# The request
Retype the whole listing verbatim and keep the pictures out of it.

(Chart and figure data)
——————
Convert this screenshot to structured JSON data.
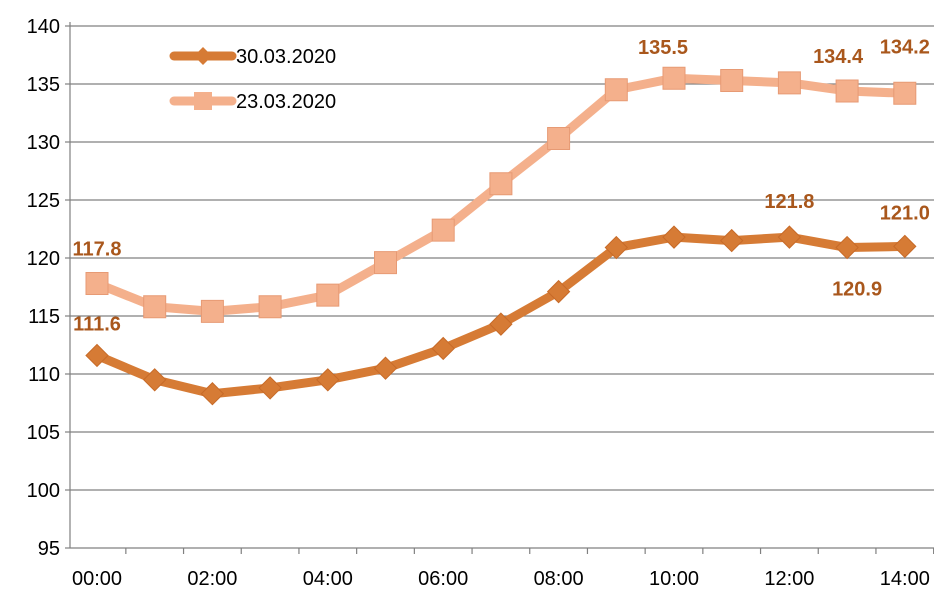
{
  "chart_data": {
    "type": "line",
    "title": "",
    "xlabel": "",
    "ylabel": "",
    "x": [
      "00:00",
      "01:00",
      "02:00",
      "03:00",
      "04:00",
      "05:00",
      "06:00",
      "07:00",
      "08:00",
      "09:00",
      "10:00",
      "11:00",
      "12:00",
      "13:00",
      "14:00"
    ],
    "x_tick_labels": [
      "00:00",
      "02:00",
      "04:00",
      "06:00",
      "08:00",
      "10:00",
      "12:00",
      "14:00"
    ],
    "y_ticks": [
      95,
      100,
      105,
      110,
      115,
      120,
      125,
      130,
      135,
      140
    ],
    "ylim": [
      95,
      140
    ],
    "grid": "horizontal",
    "legend_position": "top-left",
    "series": [
      {
        "name": "30.03.2020",
        "color": "#D67B35",
        "marker": "diamond",
        "values": [
          111.6,
          109.5,
          108.3,
          108.8,
          109.5,
          110.5,
          112.2,
          114.3,
          117.1,
          120.9,
          121.8,
          121.5,
          121.8,
          120.9,
          121.0
        ]
      },
      {
        "name": "23.03.2020",
        "color": "#F4B08C",
        "marker": "square",
        "values": [
          117.8,
          115.8,
          115.4,
          115.8,
          116.8,
          119.6,
          122.4,
          126.4,
          130.3,
          134.5,
          135.5,
          135.3,
          135.1,
          134.4,
          134.2
        ]
      }
    ],
    "data_labels": [
      {
        "series": 0,
        "index": 0,
        "text": "111.6"
      },
      {
        "series": 0,
        "index": 12,
        "text": "121.8"
      },
      {
        "series": 0,
        "index": 13,
        "text": "120.9"
      },
      {
        "series": 0,
        "index": 14,
        "text": "121.0"
      },
      {
        "series": 1,
        "index": 0,
        "text": "117.8"
      },
      {
        "series": 1,
        "index": 10,
        "text": "135.5"
      },
      {
        "series": 1,
        "index": 13,
        "text": "134.4"
      },
      {
        "series": 1,
        "index": 14,
        "text": "134.2"
      }
    ],
    "data_label_color": "#A9571C"
  }
}
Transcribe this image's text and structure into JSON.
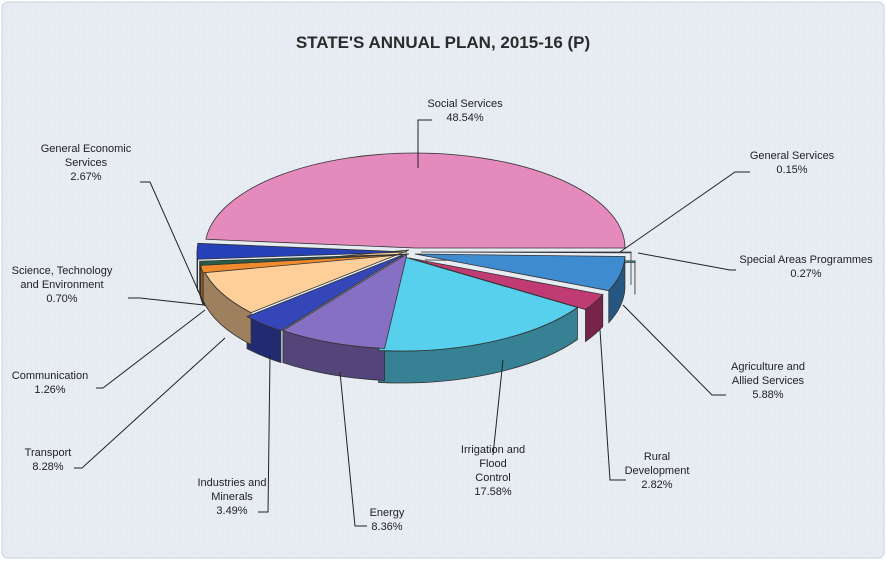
{
  "chart_data": {
    "type": "pie",
    "title": "STATE'S ANNUAL PLAN, 2015-16 (P)",
    "style": "3d-exploded",
    "slices": [
      {
        "label": [
          "General Services"
        ],
        "value": 0.15,
        "value_text": "0.15%",
        "color": "#4a7fa8"
      },
      {
        "label": [
          "Special Areas Programmes"
        ],
        "value": 0.27,
        "value_text": "0.27%",
        "color": "#2f9e93"
      },
      {
        "label": [
          "Agriculture and",
          "Allied Services"
        ],
        "value": 5.88,
        "value_text": "5.88%",
        "color": "#3f8bcf"
      },
      {
        "label": [
          "Rural",
          "Development"
        ],
        "value": 2.82,
        "value_text": "2.82%",
        "color": "#c03a74"
      },
      {
        "label": [
          "Irrigation and",
          "Flood",
          "Control"
        ],
        "value": 17.58,
        "value_text": "17.58%",
        "color": "#57d0ee"
      },
      {
        "label": [
          "Energy"
        ],
        "value": 8.36,
        "value_text": "8.36%",
        "color": "#8670c3"
      },
      {
        "label": [
          "Industries and",
          "Minerals"
        ],
        "value": 3.49,
        "value_text": "3.49%",
        "color": "#3546b8"
      },
      {
        "label": [
          "Transport"
        ],
        "value": 8.28,
        "value_text": "8.28%",
        "color": "#ffcf9a"
      },
      {
        "label": [
          "Communication"
        ],
        "value": 1.26,
        "value_text": "1.26%",
        "color": "#f08a2c"
      },
      {
        "label": [
          "Science, Technology",
          "and Environment"
        ],
        "value": 0.7,
        "value_text": "0.70%",
        "color": "#2a5d46"
      },
      {
        "label": [
          "General Economic",
          "Services"
        ],
        "value": 2.67,
        "value_text": "2.67%",
        "color": "#2640b8"
      },
      {
        "label": [
          "Social Services"
        ],
        "value": 48.54,
        "value_text": "48.54%",
        "color": "#e48abc"
      }
    ]
  }
}
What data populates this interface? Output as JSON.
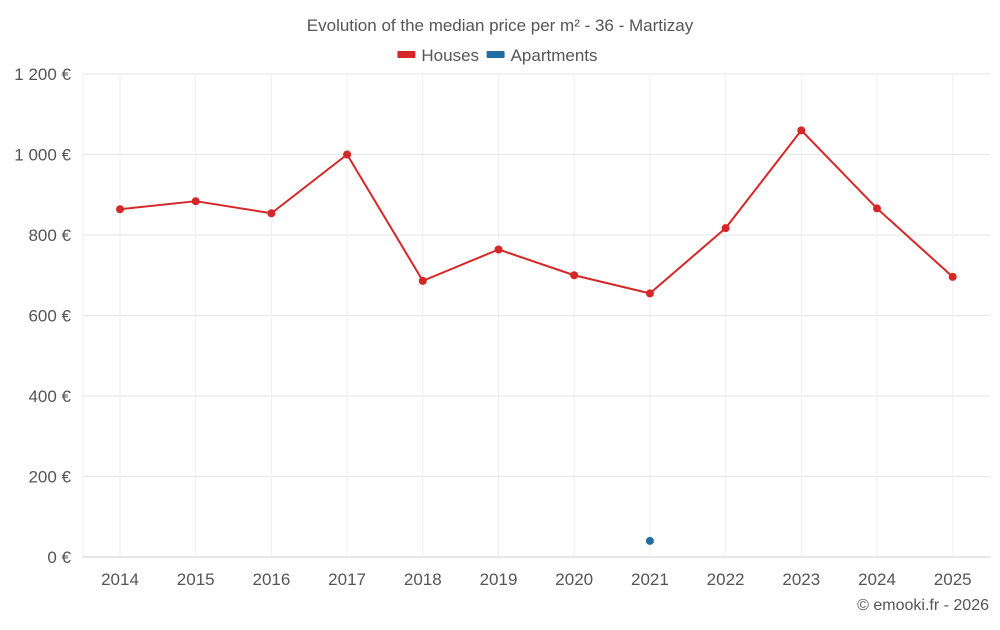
{
  "chart_data": {
    "type": "line",
    "title": "Evolution of the median price per m² - 36 - Martizay",
    "categories": [
      "2014",
      "2015",
      "2016",
      "2017",
      "2018",
      "2019",
      "2020",
      "2021",
      "2022",
      "2023",
      "2024",
      "2025"
    ],
    "ylim": [
      0,
      1200
    ],
    "yticks": [
      0,
      200,
      400,
      600,
      800,
      1000,
      1200
    ],
    "ytick_labels": [
      "0 €",
      "200 €",
      "400 €",
      "600 €",
      "800 €",
      "1 000 €",
      "1 200 €"
    ],
    "grid": true,
    "legend_position": "top-center",
    "series": [
      {
        "name": "Houses",
        "color": "#d62728",
        "values": [
          864,
          884,
          854,
          1000,
          686,
          764,
          700,
          655,
          817,
          1060,
          866,
          696
        ]
      },
      {
        "name": "Apartments",
        "color": "#1f6fa3",
        "values": [
          null,
          null,
          null,
          null,
          null,
          null,
          null,
          40,
          null,
          null,
          null,
          null
        ]
      }
    ],
    "credit": "© emooki.fr - 2026"
  }
}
——————
# Final result
Convert this screenshot to structured JSON data.
{
  "chart_data": {
    "type": "line",
    "title": "",
    "xlabel": "",
    "ylabel": "",
    "x": [
      "00:00",
      "01:00",
      "02:00",
      "03:00",
      "04:00",
      "05:00",
      "06:00",
      "07:00",
      "08:00",
      "09:00",
      "10:00",
      "11:00",
      "12:00",
      "13:00",
      "14:00"
    ],
    "x_tick_labels": [
      "00:00",
      "02:00",
      "04:00",
      "06:00",
      "08:00",
      "10:00",
      "12:00",
      "14:00"
    ],
    "y_ticks": [
      95,
      100,
      105,
      110,
      115,
      120,
      125,
      130,
      135,
      140
    ],
    "ylim": [
      95,
      140
    ],
    "grid": "horizontal",
    "legend_position": "top-left",
    "series": [
      {
        "name": "30.03.2020",
        "color": "#D67B35",
        "marker": "diamond",
        "values": [
          111.6,
          109.5,
          108.3,
          108.8,
          109.5,
          110.5,
          112.2,
          114.3,
          117.1,
          120.9,
          121.8,
          121.5,
          121.8,
          120.9,
          121.0
        ]
      },
      {
        "name": "23.03.2020",
        "color": "#F4B08C",
        "marker": "square",
        "values": [
          117.8,
          115.8,
          115.4,
          115.8,
          116.8,
          119.6,
          122.4,
          126.4,
          130.3,
          134.5,
          135.5,
          135.3,
          135.1,
          134.4,
          134.2
        ]
      }
    ],
    "data_labels": [
      {
        "series": 0,
        "index": 0,
        "text": "111.6"
      },
      {
        "series": 0,
        "index": 12,
        "text": "121.8"
      },
      {
        "series": 0,
        "index": 13,
        "text": "120.9"
      },
      {
        "series": 0,
        "index": 14,
        "text": "121.0"
      },
      {
        "series": 1,
        "index": 0,
        "text": "117.8"
      },
      {
        "series": 1,
        "index": 10,
        "text": "135.5"
      },
      {
        "series": 1,
        "index": 13,
        "text": "134.4"
      },
      {
        "series": 1,
        "index": 14,
        "text": "134.2"
      }
    ],
    "data_label_color": "#A9571C"
  }
}
Transcribe this image's text and structure into JSON.
{
  "chart_data": {
    "type": "pie",
    "title": "STATE'S ANNUAL PLAN, 2015-16 (P)",
    "style": "3d-exploded",
    "slices": [
      {
        "label": [
          "General Services"
        ],
        "value": 0.15,
        "value_text": "0.15%",
        "color": "#4a7fa8"
      },
      {
        "label": [
          "Special Areas Programmes"
        ],
        "value": 0.27,
        "value_text": "0.27%",
        "color": "#2f9e93"
      },
      {
        "label": [
          "Agriculture and",
          "Allied Services"
        ],
        "value": 5.88,
        "value_text": "5.88%",
        "color": "#3f8bcf"
      },
      {
        "label": [
          "Rural",
          "Development"
        ],
        "value": 2.82,
        "value_text": "2.82%",
        "color": "#c03a74"
      },
      {
        "label": [
          "Irrigation and",
          "Flood",
          "Control"
        ],
        "value": 17.58,
        "value_text": "17.58%",
        "color": "#57d0ee"
      },
      {
        "label": [
          "Energy"
        ],
        "value": 8.36,
        "value_text": "8.36%",
        "color": "#8670c3"
      },
      {
        "label": [
          "Industries and",
          "Minerals"
        ],
        "value": 3.49,
        "value_text": "3.49%",
        "color": "#3546b8"
      },
      {
        "label": [
          "Transport"
        ],
        "value": 8.28,
        "value_text": "8.28%",
        "color": "#ffcf9a"
      },
      {
        "label": [
          "Communication"
        ],
        "value": 1.26,
        "value_text": "1.26%",
        "color": "#f08a2c"
      },
      {
        "label": [
          "Science, Technology",
          "and Environment"
        ],
        "value": 0.7,
        "value_text": "0.70%",
        "color": "#2a5d46"
      },
      {
        "label": [
          "General Economic",
          "Services"
        ],
        "value": 2.67,
        "value_text": "2.67%",
        "color": "#2640b8"
      },
      {
        "label": [
          "Social Services"
        ],
        "value": 48.54,
        "value_text": "48.54%",
        "color": "#e48abc"
      }
    ]
  }
}
What data populates this interface? Output as JSON.
{
  "chart_data": {
    "type": "line",
    "title": "Evolution of the median price per m² - 36 - Martizay",
    "categories": [
      "2014",
      "2015",
      "2016",
      "2017",
      "2018",
      "2019",
      "2020",
      "2021",
      "2022",
      "2023",
      "2024",
      "2025"
    ],
    "ylim": [
      0,
      1200
    ],
    "yticks": [
      0,
      200,
      400,
      600,
      800,
      1000,
      1200
    ],
    "ytick_labels": [
      "0 €",
      "200 €",
      "400 €",
      "600 €",
      "800 €",
      "1 000 €",
      "1 200 €"
    ],
    "grid": true,
    "legend_position": "top-center",
    "series": [
      {
        "name": "Houses",
        "color": "#d62728",
        "values": [
          864,
          884,
          854,
          1000,
          686,
          764,
          700,
          655,
          817,
          1060,
          866,
          696
        ]
      },
      {
        "name": "Apartments",
        "color": "#1f6fa3",
        "values": [
          null,
          null,
          null,
          null,
          null,
          null,
          null,
          40,
          null,
          null,
          null,
          null
        ]
      }
    ],
    "credit": "© emooki.fr - 2026"
  }
}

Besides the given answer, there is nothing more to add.